* Dataset records:

┌──

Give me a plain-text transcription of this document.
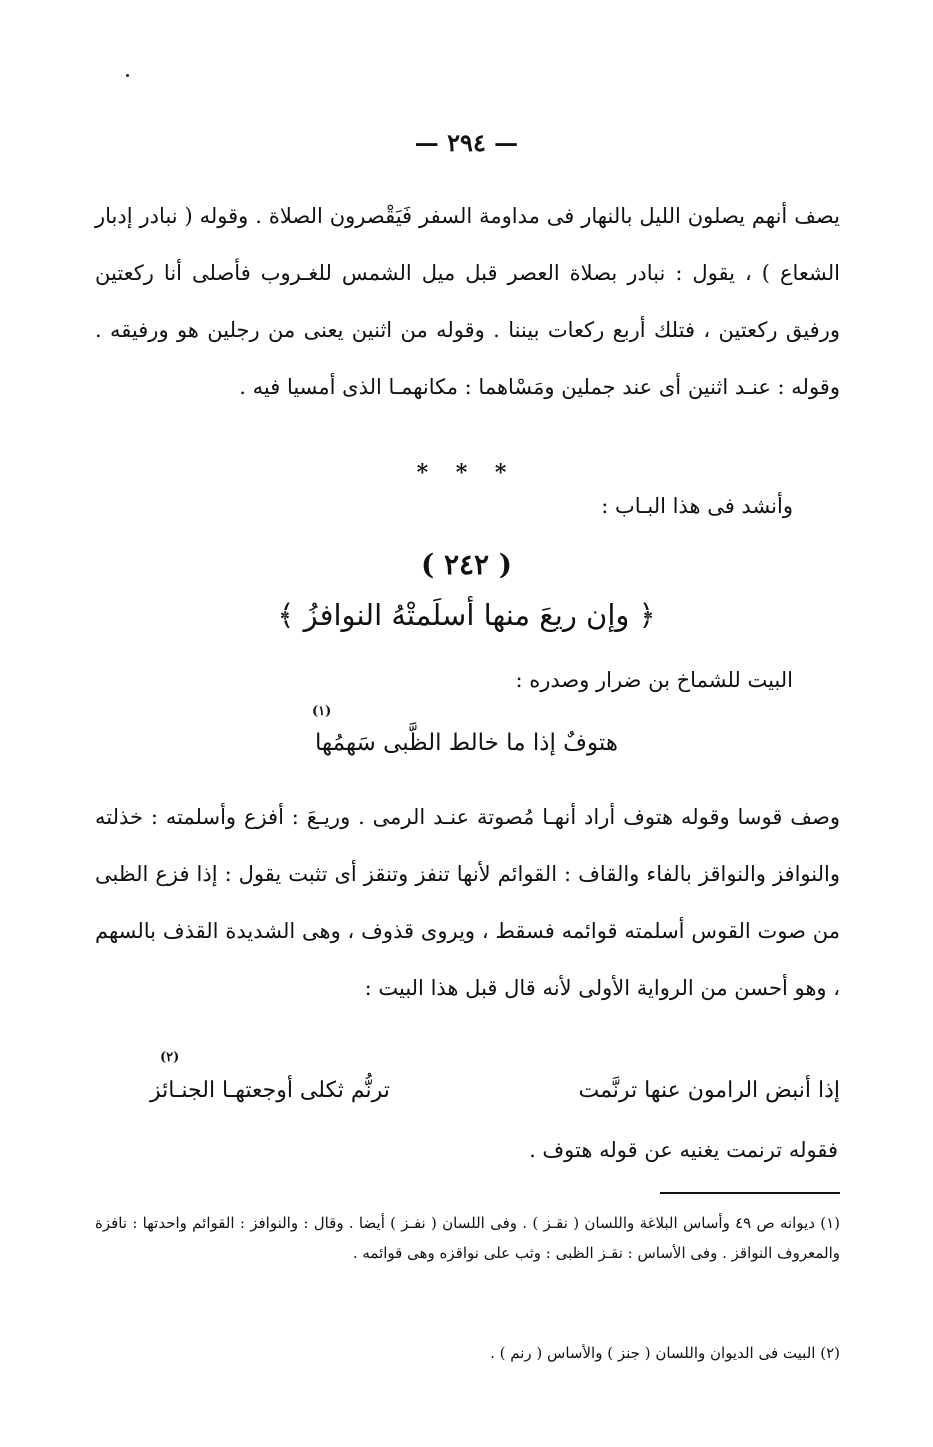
— ٢٩٤ —

يصف أنهم يصلون الليل بالنهار فى مداومة السفر فَيَقْصرون الصلاة . وقوله ( نبادر إدبار الشعاع ) ، يقول : نبادر بصلاة العصر قبل ميل الشمس للغـروب فأصلى أنا ركعتين ورفيق ركعتين ، فتلك أربع ركعات بيننا . وقوله من اثنين يعنى من رجلين هو ورفيقه . وقوله : عنـد اثنين أى عند جملين ومَسْاهما : مكانهمـا الذى أمسيا فيه .

* * *

وأنشد فى هذا البـاب :

( ٢٤٢ )
﴿ وإن ريعَ منها أسلَمتْهُ النوافزُ ﴾

البيت للشماخ بن ضرار وصدره :

(١)
هتوفٌ إذا ما خالط الظَّبى سَهمُها

وصف قوسا وقوله هتوف أراد أنهـا مُصوتة عنـد الرمى . وريـعَ : أفزع وأسلمته : خذلته والنوافز والنواقز بالفاء والقاف : القوائم لأنها تنفز وتنقز أى تثبت يقول : إذا فزع الظبى من صوت القوس أسلمته قوائمه فسقط ، ويروى قذوف ، وهى الشديدة القذف بالسهم ، وهو أحسن من الرواية الأولى لأنه قال قبل هذا البيت :

(٢)
إذا أنبض الرامون عنها ترنَّمت
ترنُّم ثكلى أوجعتهـا الجنـائز

فقوله ترنمت يغنيه عن قوله هتوف .

(١) ديوانه ص ٤٩ وأساس البلاغة واللسان ( نقـز ) . وفى اللسان ( نفـز ) أيضا . وقال : والنوافز : القوائم واحدتها : نافزة والمعروف النواقز . وفى الأساس : نقـز الظبى : وثب على نواقزه وهى قوائمه .

(٢) البيت فى الديوان واللسان ( جنز ) والأساس ( رنم ) .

└──

* GOAL: Transcribe every record above exactly as written, leaving out any pictures.

* ANSWER TO THIS PROBLEM:
Give me a plain-text transcription of this document.
— ٢٩٤ —

يصف أنهم يصلون الليل بالنهار فى مداومة السفر فَيَقْصرون الصلاة . وقوله ( نبادر إدبار الشعاع ) ، يقول : نبادر بصلاة العصر قبل ميل الشمس للغـروب فأصلى أنا ركعتين ورفيق ركعتين ، فتلك أربع ركعات بيننا . وقوله من اثنين يعنى من رجلين هو ورفيقه . وقوله : عنـد اثنين أى عند جملين ومَسْاهما : مكانهمـا الذى أمسيا فيه .

* * *

وأنشد فى هذا البـاب :

( ٢٤٢ )
﴿ وإن ريعَ منها أسلَمتْهُ النوافزُ ﴾

البيت للشماخ بن ضرار وصدره :

(١)
هتوفٌ إذا ما خالط الظَّبى سَهمُها

وصف قوسا وقوله هتوف أراد أنهـا مُصوتة عنـد الرمى . وريـعَ : أفزع وأسلمته : خذلته والنوافز والنواقز بالفاء والقاف : القوائم لأنها تنفز وتنقز أى تثبت يقول : إذا فزع الظبى من صوت القوس أسلمته قوائمه فسقط ، ويروى قذوف ، وهى الشديدة القذف بالسهم ، وهو أحسن من الرواية الأولى لأنه قال قبل هذا البيت :

(٢)
إذا أنبض الرامون عنها ترنَّمت
ترنُّم ثكلى أوجعتهـا الجنـائز

فقوله ترنمت يغنيه عن قوله هتوف .

(١) ديوانه ص ٤٩ وأساس البلاغة واللسان ( نقـز ) . وفى اللسان ( نفـز ) أيضا . وقال : والنوافز : القوائم واحدتها : نافزة والمعروف النواقز . وفى الأساس : نقـز الظبى : وثب على نواقزه وهى قوائمه .

(٢) البيت فى الديوان واللسان ( جنز ) والأساس ( رنم ) .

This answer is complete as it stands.